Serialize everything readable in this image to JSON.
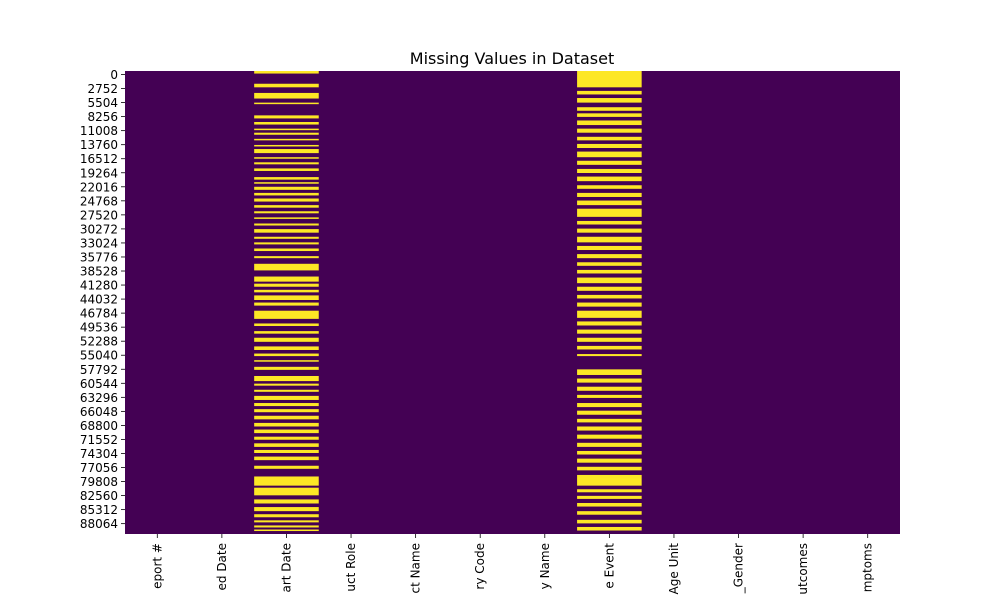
{
  "chart_data": {
    "type": "heatmap",
    "title": "Missing Values in Dataset",
    "xlabel": "",
    "ylabel": "",
    "colormap": "viridis",
    "colors": {
      "present": "#440154",
      "missing": "#fde725"
    },
    "y_tick_labels": [
      "0",
      "2752",
      "5504",
      "8256",
      "11008",
      "13760",
      "16512",
      "19264",
      "22016",
      "24768",
      "27520",
      "30272",
      "33024",
      "35776",
      "38528",
      "41280",
      "44032",
      "46784",
      "49536",
      "52288",
      "55040",
      "57792",
      "60544",
      "63296",
      "66048",
      "68800",
      "71552",
      "74304",
      "77056",
      "79808",
      "82560",
      "85312",
      "88064"
    ],
    "y_tick_step": 1376,
    "y_tick_every": 2,
    "row_count": 90780,
    "columns": [
      {
        "label": "eport #",
        "missing_bands": []
      },
      {
        "label": "ed Date",
        "missing_bands": []
      },
      {
        "label": "art Date",
        "missing_bands": [
          [
            0,
            500
          ],
          [
            2500,
            3200
          ],
          [
            4300,
            5400
          ],
          [
            6200,
            6500
          ],
          [
            8700,
            9300
          ],
          [
            10000,
            10500
          ],
          [
            11300,
            11600
          ],
          [
            12100,
            12500
          ],
          [
            13300,
            13600
          ],
          [
            14500,
            14800
          ],
          [
            15300,
            16100
          ],
          [
            16900,
            17200
          ],
          [
            17900,
            18300
          ],
          [
            19100,
            19600
          ],
          [
            20800,
            21300
          ],
          [
            21800,
            22100
          ],
          [
            22700,
            23300
          ],
          [
            23900,
            24400
          ],
          [
            25000,
            25600
          ],
          [
            26300,
            26800
          ],
          [
            27500,
            27900
          ],
          [
            28700,
            29000
          ],
          [
            29900,
            30300
          ],
          [
            31000,
            31700
          ],
          [
            32500,
            32900
          ],
          [
            33600,
            34000
          ],
          [
            34800,
            35300
          ],
          [
            36300,
            36700
          ],
          [
            37800,
            39100
          ],
          [
            40300,
            41300
          ],
          [
            41700,
            42300
          ],
          [
            42900,
            43400
          ],
          [
            44000,
            44900
          ],
          [
            45400,
            46000
          ],
          [
            47000,
            48600
          ],
          [
            49500,
            50000
          ],
          [
            51000,
            51500
          ],
          [
            52300,
            53100
          ],
          [
            54000,
            54700
          ],
          [
            55400,
            55900
          ],
          [
            56700,
            57000
          ],
          [
            58000,
            58600
          ],
          [
            59800,
            60800
          ],
          [
            61300,
            61700
          ],
          [
            62500,
            62900
          ],
          [
            63700,
            64500
          ],
          [
            65100,
            65700
          ],
          [
            66300,
            66900
          ],
          [
            67600,
            68300
          ],
          [
            69000,
            69700
          ],
          [
            70300,
            71000
          ],
          [
            71700,
            72300
          ],
          [
            73000,
            73700
          ],
          [
            74300,
            74900
          ],
          [
            75600,
            76300
          ],
          [
            77400,
            78000
          ],
          [
            79500,
            81300
          ],
          [
            81700,
            83200
          ],
          [
            84000,
            84800
          ],
          [
            85500,
            86300
          ],
          [
            86900,
            87500
          ],
          [
            88100,
            88500
          ],
          [
            89100,
            89500
          ],
          [
            89900,
            90200
          ]
        ]
      },
      {
        "label": "uct Role",
        "missing_bands": []
      },
      {
        "label": "ct Name",
        "missing_bands": []
      },
      {
        "label": "ry Code",
        "missing_bands": []
      },
      {
        "label": "y Name",
        "missing_bands": []
      },
      {
        "label": "e Event",
        "missing_bands": [
          [
            0,
            3200
          ],
          [
            3900,
            4600
          ],
          [
            5300,
            6200
          ],
          [
            7100,
            7800
          ],
          [
            8300,
            9000
          ],
          [
            9700,
            10600
          ],
          [
            11300,
            12100
          ],
          [
            12900,
            13600
          ],
          [
            14300,
            15100
          ],
          [
            15800,
            16900
          ],
          [
            17600,
            18400
          ],
          [
            19200,
            20000
          ],
          [
            20700,
            21600
          ],
          [
            22400,
            23100
          ],
          [
            23900,
            24700
          ],
          [
            25400,
            26300
          ],
          [
            27000,
            28600
          ],
          [
            29400,
            30100
          ],
          [
            30900,
            31700
          ],
          [
            32500,
            33600
          ],
          [
            34300,
            35100
          ],
          [
            35900,
            36700
          ],
          [
            37500,
            38200
          ],
          [
            39000,
            39700
          ],
          [
            40500,
            41600
          ],
          [
            42300,
            43100
          ],
          [
            43900,
            44600
          ],
          [
            45400,
            46200
          ],
          [
            47000,
            48400
          ],
          [
            49100,
            49900
          ],
          [
            50700,
            51500
          ],
          [
            52300,
            53100
          ],
          [
            53900,
            54600
          ],
          [
            55500,
            55900
          ],
          [
            58500,
            59600
          ],
          [
            60300,
            61100
          ],
          [
            61900,
            62700
          ],
          [
            63500,
            64100
          ],
          [
            65100,
            65900
          ],
          [
            66600,
            67400
          ],
          [
            68200,
            68900
          ],
          [
            69700,
            70500
          ],
          [
            71300,
            72100
          ],
          [
            72900,
            73700
          ],
          [
            74500,
            75200
          ],
          [
            76000,
            76800
          ],
          [
            77600,
            78300
          ],
          [
            79200,
            81300
          ],
          [
            82000,
            82600
          ],
          [
            83300,
            83900
          ],
          [
            84700,
            85400
          ],
          [
            86300,
            87000
          ],
          [
            88000,
            88700
          ],
          [
            89400,
            90100
          ]
        ]
      },
      {
        "label": "Age Unit",
        "missing_bands": []
      },
      {
        "label": "_Gender",
        "missing_bands": []
      },
      {
        "label": "utcomes",
        "missing_bands": []
      },
      {
        "label": "mptoms",
        "missing_bands": []
      }
    ]
  }
}
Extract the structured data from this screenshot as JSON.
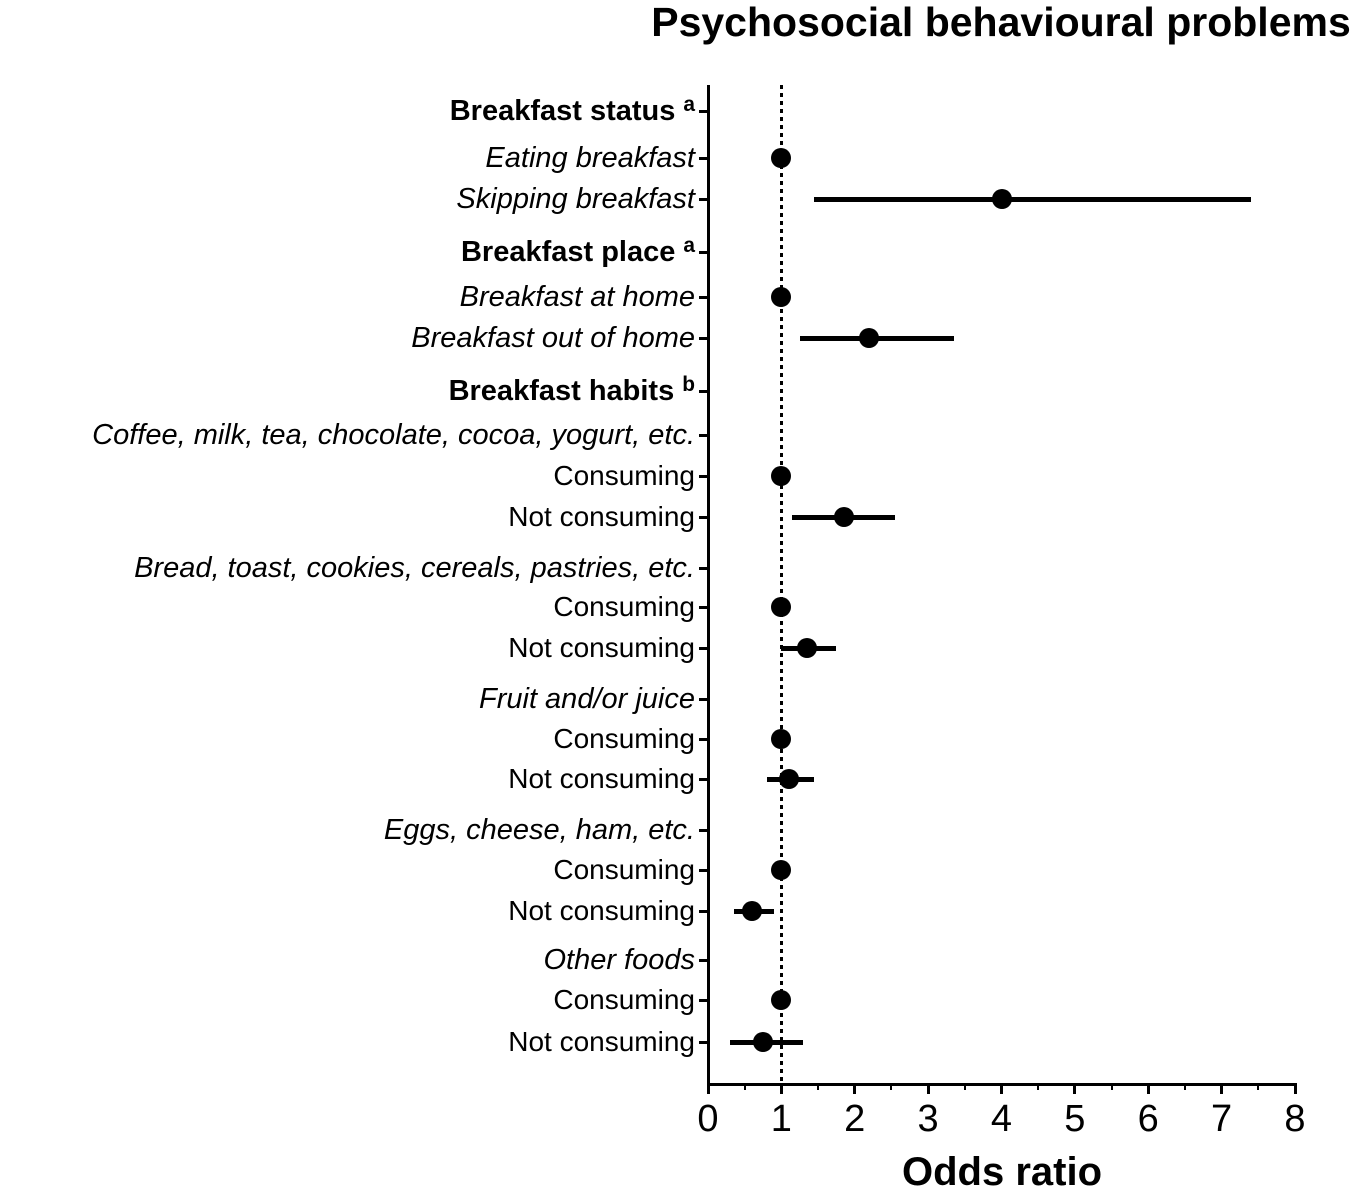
{
  "title": "Psychosocial behavioural problems",
  "x_axis_label": "Odds ratio",
  "chart_data": {
    "type": "scatter",
    "subtype": "forest-plot",
    "title": "Psychosocial behavioural problems",
    "xlabel": "Odds ratio",
    "xlim": [
      0,
      8
    ],
    "x_major_ticks": [
      0,
      1,
      2,
      3,
      4,
      5,
      6,
      7,
      8
    ],
    "x_minor_tick_step": 0.5,
    "reference_line_x": 1,
    "reference_line_style": "dotted",
    "grid": "off",
    "legend": "none",
    "marker_color": "#000000",
    "axis_color": "#000000",
    "rows": [
      {
        "label": "Breakfast status",
        "sup": "a",
        "style": "header"
      },
      {
        "label": "Eating breakfast",
        "style": "italic",
        "or": 1.0
      },
      {
        "label": "Skipping breakfast",
        "style": "italic",
        "or": 4.0,
        "ci_low": 1.45,
        "ci_high": 7.4
      },
      {
        "label": "Breakfast place",
        "sup": "a",
        "style": "header"
      },
      {
        "label": "Breakfast at home",
        "style": "italic",
        "or": 1.0
      },
      {
        "label": "Breakfast out of home",
        "style": "italic",
        "or": 2.2,
        "ci_low": 1.25,
        "ci_high": 3.35
      },
      {
        "label": "Breakfast habits",
        "sup": "b",
        "style": "header"
      },
      {
        "label": "Coffee, milk, tea, chocolate, cocoa, yogurt, etc.",
        "style": "italic"
      },
      {
        "label": "Consuming",
        "style": "plain",
        "or": 1.0
      },
      {
        "label": "Not consuming",
        "style": "plain",
        "or": 1.85,
        "ci_low": 1.15,
        "ci_high": 2.55
      },
      {
        "label": "Bread, toast, cookies, cereals, pastries, etc.",
        "style": "italic"
      },
      {
        "label": "Consuming",
        "style": "plain",
        "or": 1.0
      },
      {
        "label": "Not consuming",
        "style": "plain",
        "or": 1.35,
        "ci_low": 1.0,
        "ci_high": 1.75
      },
      {
        "label": "Fruit and/or juice",
        "style": "italic"
      },
      {
        "label": "Consuming",
        "style": "plain",
        "or": 1.0
      },
      {
        "label": "Not consuming",
        "style": "plain",
        "or": 1.1,
        "ci_low": 0.8,
        "ci_high": 1.45
      },
      {
        "label": "Eggs, cheese, ham, etc.",
        "style": "italic"
      },
      {
        "label": "Consuming",
        "style": "plain",
        "or": 1.0
      },
      {
        "label": "Not consuming",
        "style": "plain",
        "or": 0.6,
        "ci_low": 0.35,
        "ci_high": 0.9
      },
      {
        "label": "Other foods",
        "style": "italic"
      },
      {
        "label": "Consuming",
        "style": "plain",
        "or": 1.0
      },
      {
        "label": "Not consuming",
        "style": "plain",
        "or": 0.75,
        "ci_low": 0.3,
        "ci_high": 1.3
      }
    ]
  }
}
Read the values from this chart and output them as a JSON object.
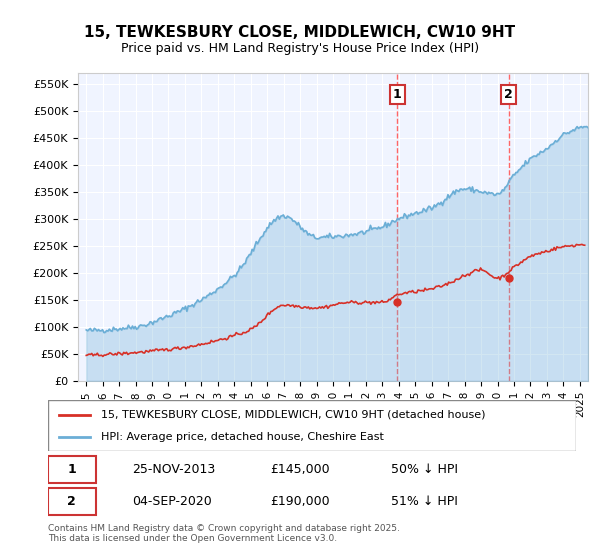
{
  "title": "15, TEWKESBURY CLOSE, MIDDLEWICH, CW10 9HT",
  "subtitle": "Price paid vs. HM Land Registry's House Price Index (HPI)",
  "ylabel_ticks": [
    "£0",
    "£50K",
    "£100K",
    "£150K",
    "£200K",
    "£250K",
    "£300K",
    "£350K",
    "£400K",
    "£450K",
    "£500K",
    "£550K"
  ],
  "ytick_values": [
    0,
    50000,
    100000,
    150000,
    200000,
    250000,
    300000,
    350000,
    400000,
    450000,
    500000,
    550000
  ],
  "ylim": [
    0,
    570000
  ],
  "xlim_start": 1995.0,
  "xlim_end": 2025.5,
  "xtick_years": [
    1995,
    1996,
    1997,
    1998,
    1999,
    2000,
    2001,
    2002,
    2003,
    2004,
    2005,
    2006,
    2007,
    2008,
    2009,
    2010,
    2011,
    2012,
    2013,
    2014,
    2015,
    2016,
    2017,
    2018,
    2019,
    2020,
    2021,
    2022,
    2023,
    2024,
    2025
  ],
  "hpi_color": "#6baed6",
  "price_color": "#d73027",
  "marker1_x": 2013.9,
  "marker1_y": 145000,
  "marker1_label": "1",
  "marker1_date": "25-NOV-2013",
  "marker1_price": "£145,000",
  "marker1_pct": "50% ↓ HPI",
  "marker2_x": 2020.67,
  "marker2_y": 190000,
  "marker2_label": "2",
  "marker2_date": "04-SEP-2020",
  "marker2_price": "£190,000",
  "marker2_pct": "51% ↓ HPI",
  "legend1_label": "15, TEWKESBURY CLOSE, MIDDLEWICH, CW10 9HT (detached house)",
  "legend2_label": "HPI: Average price, detached house, Cheshire East",
  "footer": "Contains HM Land Registry data © Crown copyright and database right 2025.\nThis data is licensed under the Open Government Licence v3.0.",
  "background_color": "#ffffff",
  "plot_bg_color": "#f0f4ff",
  "grid_color": "#ffffff",
  "dashed_line_color": "#ff6666"
}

*Exercise*. Search the entries for the word "from", then gather every line that has it.

*Answer*.
Extract the structured data from this screenshot as JSON.
Read the values from this chart and output them as a JSON object.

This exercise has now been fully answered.